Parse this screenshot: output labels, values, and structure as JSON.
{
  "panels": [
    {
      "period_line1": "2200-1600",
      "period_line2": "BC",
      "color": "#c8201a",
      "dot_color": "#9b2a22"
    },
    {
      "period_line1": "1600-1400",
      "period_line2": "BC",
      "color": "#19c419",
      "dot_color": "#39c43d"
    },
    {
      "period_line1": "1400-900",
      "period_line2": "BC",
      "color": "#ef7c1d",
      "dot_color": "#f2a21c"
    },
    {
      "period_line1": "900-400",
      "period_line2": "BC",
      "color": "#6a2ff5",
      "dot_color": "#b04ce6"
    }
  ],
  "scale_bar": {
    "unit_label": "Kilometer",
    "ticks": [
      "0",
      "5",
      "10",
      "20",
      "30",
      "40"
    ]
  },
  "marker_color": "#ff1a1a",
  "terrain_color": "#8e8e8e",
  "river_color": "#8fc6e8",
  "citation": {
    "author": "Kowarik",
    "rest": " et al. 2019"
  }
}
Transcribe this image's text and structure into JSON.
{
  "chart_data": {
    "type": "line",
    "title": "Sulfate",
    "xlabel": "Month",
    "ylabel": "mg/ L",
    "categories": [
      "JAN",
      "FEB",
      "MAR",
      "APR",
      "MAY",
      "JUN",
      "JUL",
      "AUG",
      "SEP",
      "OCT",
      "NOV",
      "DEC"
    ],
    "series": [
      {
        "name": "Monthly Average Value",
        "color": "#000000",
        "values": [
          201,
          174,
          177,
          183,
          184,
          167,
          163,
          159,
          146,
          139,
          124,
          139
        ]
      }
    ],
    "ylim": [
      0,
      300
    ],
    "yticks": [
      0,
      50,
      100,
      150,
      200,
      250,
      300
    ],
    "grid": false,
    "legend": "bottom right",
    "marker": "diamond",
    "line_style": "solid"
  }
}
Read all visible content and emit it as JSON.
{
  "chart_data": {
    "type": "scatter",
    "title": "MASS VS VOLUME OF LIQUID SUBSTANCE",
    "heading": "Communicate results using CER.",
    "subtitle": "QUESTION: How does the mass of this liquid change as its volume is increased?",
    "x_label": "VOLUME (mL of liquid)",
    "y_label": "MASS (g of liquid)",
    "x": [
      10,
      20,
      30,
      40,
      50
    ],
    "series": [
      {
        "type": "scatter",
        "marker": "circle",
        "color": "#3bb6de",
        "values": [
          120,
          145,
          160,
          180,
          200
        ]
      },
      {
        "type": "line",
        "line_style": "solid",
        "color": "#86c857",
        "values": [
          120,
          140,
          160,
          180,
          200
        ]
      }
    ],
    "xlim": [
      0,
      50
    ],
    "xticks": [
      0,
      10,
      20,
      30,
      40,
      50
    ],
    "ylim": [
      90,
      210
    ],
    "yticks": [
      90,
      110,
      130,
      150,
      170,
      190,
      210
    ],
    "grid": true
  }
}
+--
### What the task asks
Single out each line of the records above with the string "structure" in it, and copy it.

### The answer
Parse this screenshot: output labels, values, and structure as JSON.
Transcribe this image's text and structure into JSON.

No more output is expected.